Documento de origem:
※

Aos 19 anos, Francisca Nazareth já ganhou dois campeonatos nacionais pelo Benfica e espera viver uma experiência no estrangeiro. A única futebolista agenciada por Jorge Mendes estuda gestão e assume a pele de jogadora do futebol de rua, onde recolheu toda a imprevisibilidade.
Como surgiu a paixão pelo futebol?
De forma natural. Desde a barriga da minha mãe que tenho essa paixão. Há um parque, atrás de minha casa, onde joguei sozinha, por vezes com o meu pai, amigos e desconhecidos. Na escola tinha um grupo de quatro amigos e foi com eles que comecei a dar os primeiros passos. Enquanto a minha irmã brincava com bonecas, eu tinha esta paixão.
Que histórias recorda?

※

Entradas fornecidas:
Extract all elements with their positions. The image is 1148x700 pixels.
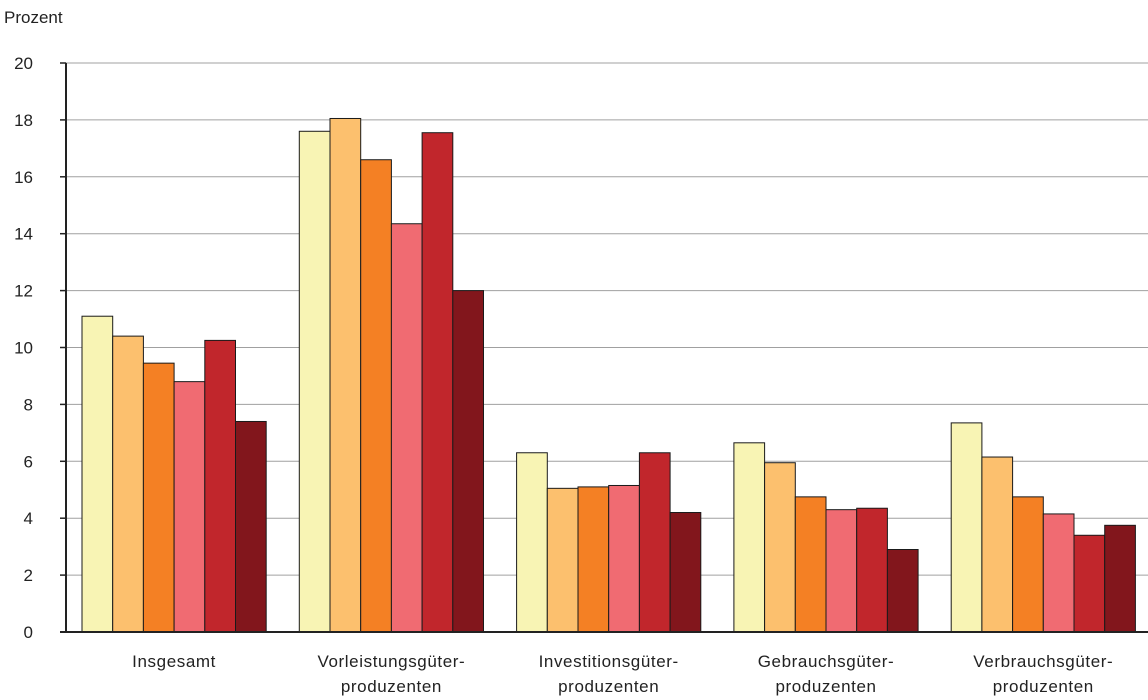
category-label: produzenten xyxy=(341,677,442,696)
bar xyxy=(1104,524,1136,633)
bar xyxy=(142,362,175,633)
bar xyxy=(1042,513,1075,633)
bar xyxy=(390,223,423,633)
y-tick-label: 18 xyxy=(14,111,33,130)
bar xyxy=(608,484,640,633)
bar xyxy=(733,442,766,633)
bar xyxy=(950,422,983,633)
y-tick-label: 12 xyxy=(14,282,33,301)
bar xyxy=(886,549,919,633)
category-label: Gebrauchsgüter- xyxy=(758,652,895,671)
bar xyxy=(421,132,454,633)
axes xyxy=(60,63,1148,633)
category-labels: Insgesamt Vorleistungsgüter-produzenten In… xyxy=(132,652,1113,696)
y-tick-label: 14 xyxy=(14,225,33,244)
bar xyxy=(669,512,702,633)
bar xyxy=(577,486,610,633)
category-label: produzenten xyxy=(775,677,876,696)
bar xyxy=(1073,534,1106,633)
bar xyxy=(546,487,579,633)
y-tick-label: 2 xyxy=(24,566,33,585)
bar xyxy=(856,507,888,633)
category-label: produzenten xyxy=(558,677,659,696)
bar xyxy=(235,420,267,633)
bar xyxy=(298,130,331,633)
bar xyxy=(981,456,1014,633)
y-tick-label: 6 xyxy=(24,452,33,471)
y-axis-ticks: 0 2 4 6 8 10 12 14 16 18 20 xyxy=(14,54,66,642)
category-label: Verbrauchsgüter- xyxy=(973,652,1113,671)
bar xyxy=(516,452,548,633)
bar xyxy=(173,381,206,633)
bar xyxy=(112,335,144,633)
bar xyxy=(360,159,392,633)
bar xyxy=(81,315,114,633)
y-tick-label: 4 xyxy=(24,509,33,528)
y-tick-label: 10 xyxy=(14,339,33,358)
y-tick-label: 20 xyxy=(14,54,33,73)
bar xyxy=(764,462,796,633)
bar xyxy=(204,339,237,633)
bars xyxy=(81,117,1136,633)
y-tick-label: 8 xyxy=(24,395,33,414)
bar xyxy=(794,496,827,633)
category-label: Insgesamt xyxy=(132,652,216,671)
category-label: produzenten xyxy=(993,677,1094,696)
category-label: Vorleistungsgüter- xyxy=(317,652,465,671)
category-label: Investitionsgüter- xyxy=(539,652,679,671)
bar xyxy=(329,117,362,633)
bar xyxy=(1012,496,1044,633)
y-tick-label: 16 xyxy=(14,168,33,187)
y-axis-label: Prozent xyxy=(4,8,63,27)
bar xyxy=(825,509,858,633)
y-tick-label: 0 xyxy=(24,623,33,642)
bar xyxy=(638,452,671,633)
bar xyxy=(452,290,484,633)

※

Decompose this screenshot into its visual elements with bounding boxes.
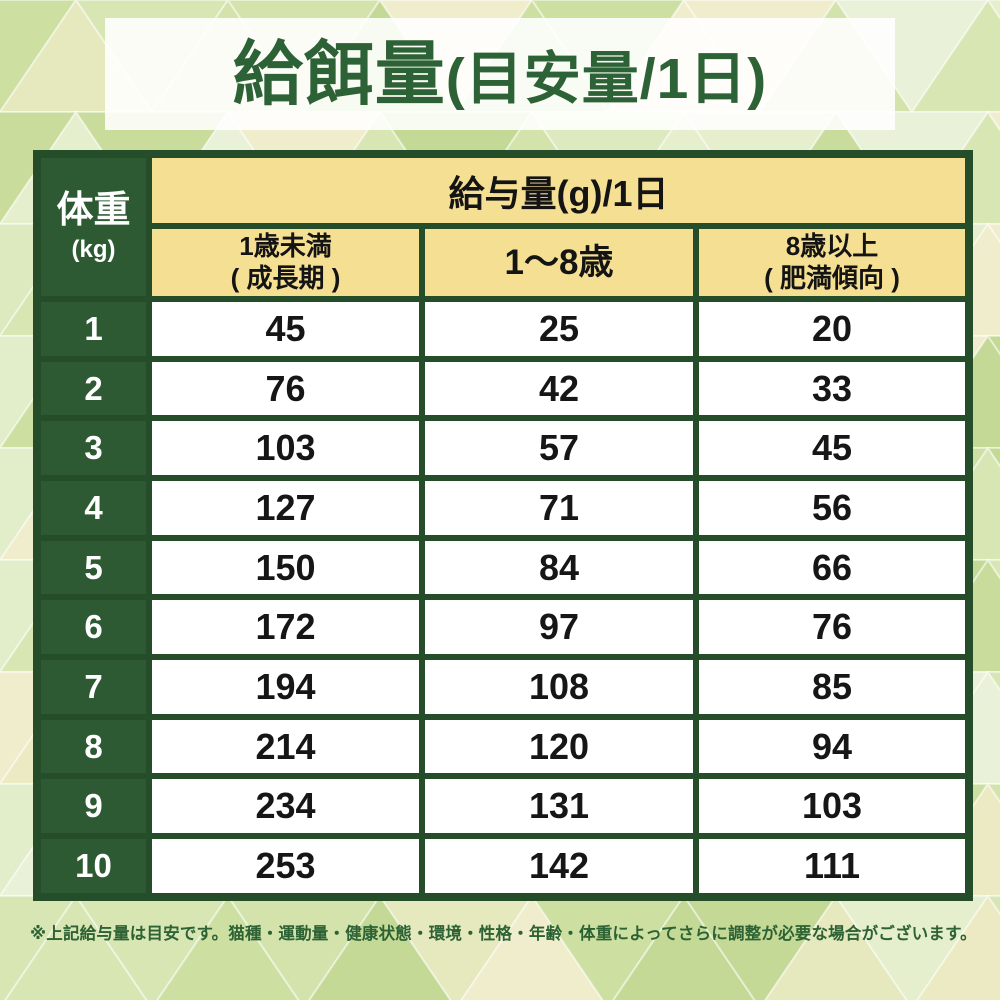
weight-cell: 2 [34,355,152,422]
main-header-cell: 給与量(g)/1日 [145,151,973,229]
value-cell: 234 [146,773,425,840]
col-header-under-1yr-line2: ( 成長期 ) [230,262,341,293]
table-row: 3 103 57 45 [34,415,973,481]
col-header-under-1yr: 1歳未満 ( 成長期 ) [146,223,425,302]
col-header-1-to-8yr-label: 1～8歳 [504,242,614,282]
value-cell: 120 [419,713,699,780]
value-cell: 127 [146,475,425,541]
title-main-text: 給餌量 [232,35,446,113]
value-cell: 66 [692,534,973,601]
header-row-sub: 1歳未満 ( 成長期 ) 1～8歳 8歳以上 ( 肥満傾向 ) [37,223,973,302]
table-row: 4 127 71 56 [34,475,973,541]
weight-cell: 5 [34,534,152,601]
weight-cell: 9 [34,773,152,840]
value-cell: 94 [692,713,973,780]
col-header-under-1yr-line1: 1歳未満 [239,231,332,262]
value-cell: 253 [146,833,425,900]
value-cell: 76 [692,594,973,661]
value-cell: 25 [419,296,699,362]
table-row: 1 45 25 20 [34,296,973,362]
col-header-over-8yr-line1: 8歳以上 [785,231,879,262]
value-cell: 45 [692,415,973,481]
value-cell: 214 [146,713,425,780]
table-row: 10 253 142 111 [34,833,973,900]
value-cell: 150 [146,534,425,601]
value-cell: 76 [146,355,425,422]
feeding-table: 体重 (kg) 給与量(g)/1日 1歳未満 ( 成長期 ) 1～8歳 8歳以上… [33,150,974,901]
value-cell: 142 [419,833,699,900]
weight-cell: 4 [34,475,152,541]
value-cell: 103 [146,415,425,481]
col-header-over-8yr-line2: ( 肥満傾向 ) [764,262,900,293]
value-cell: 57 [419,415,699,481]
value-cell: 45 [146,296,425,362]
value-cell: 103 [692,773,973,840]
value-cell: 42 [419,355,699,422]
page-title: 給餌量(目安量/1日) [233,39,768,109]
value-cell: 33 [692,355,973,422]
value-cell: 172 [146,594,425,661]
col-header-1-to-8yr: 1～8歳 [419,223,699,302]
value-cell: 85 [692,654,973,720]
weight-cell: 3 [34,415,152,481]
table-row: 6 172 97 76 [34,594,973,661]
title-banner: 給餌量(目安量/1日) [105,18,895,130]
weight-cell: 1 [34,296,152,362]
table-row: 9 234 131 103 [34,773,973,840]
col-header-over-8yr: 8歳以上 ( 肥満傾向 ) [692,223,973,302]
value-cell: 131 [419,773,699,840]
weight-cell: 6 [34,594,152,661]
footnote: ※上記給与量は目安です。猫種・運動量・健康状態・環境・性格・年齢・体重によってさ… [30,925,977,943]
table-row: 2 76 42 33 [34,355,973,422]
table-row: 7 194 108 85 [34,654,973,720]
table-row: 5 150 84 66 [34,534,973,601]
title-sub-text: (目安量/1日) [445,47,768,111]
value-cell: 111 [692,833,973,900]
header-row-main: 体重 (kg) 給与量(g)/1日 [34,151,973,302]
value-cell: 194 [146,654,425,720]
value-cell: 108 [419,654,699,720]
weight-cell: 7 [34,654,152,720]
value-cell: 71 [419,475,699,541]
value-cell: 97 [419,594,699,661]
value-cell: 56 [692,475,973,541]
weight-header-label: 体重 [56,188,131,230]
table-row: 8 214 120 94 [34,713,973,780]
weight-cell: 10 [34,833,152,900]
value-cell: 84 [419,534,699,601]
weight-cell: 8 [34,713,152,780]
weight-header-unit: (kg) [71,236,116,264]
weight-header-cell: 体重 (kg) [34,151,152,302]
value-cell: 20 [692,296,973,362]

※

Instruções do exercício:
Transcreva o trecho da entrevista com Francisca Nazareth que começa em "Aos 19 anos, Francisca" e termina em "Que histórias recorda?", trocando "Benfica" por "Sporting". As entradas constituem material à parte.

Resposta do exercício:
Aos 19 anos, Francisca Nazareth já ganhou dois campeonatos nacionais pelo Sporting e espera viver uma experiência no estrangeiro. A única futebolista agenciada por Jorge Mendes estuda gestão e assume a pele de jogadora do futebol de rua, onde recolheu toda a imprevisibilidade.
Como surgiu a paixão pelo futebol?
De forma natural. Desde a barriga da minha mãe que tenho essa paixão. Há um parque, atrás de minha casa, onde joguei sozinha, por vezes com o meu pai, amigos e desconhecidos. Na escola tinha um grupo de quatro amigos e foi com eles que comecei a dar os primeiros passos. Enquanto a minha irmã brincava com bonecas, eu tinha esta paixão.
Que histórias recorda?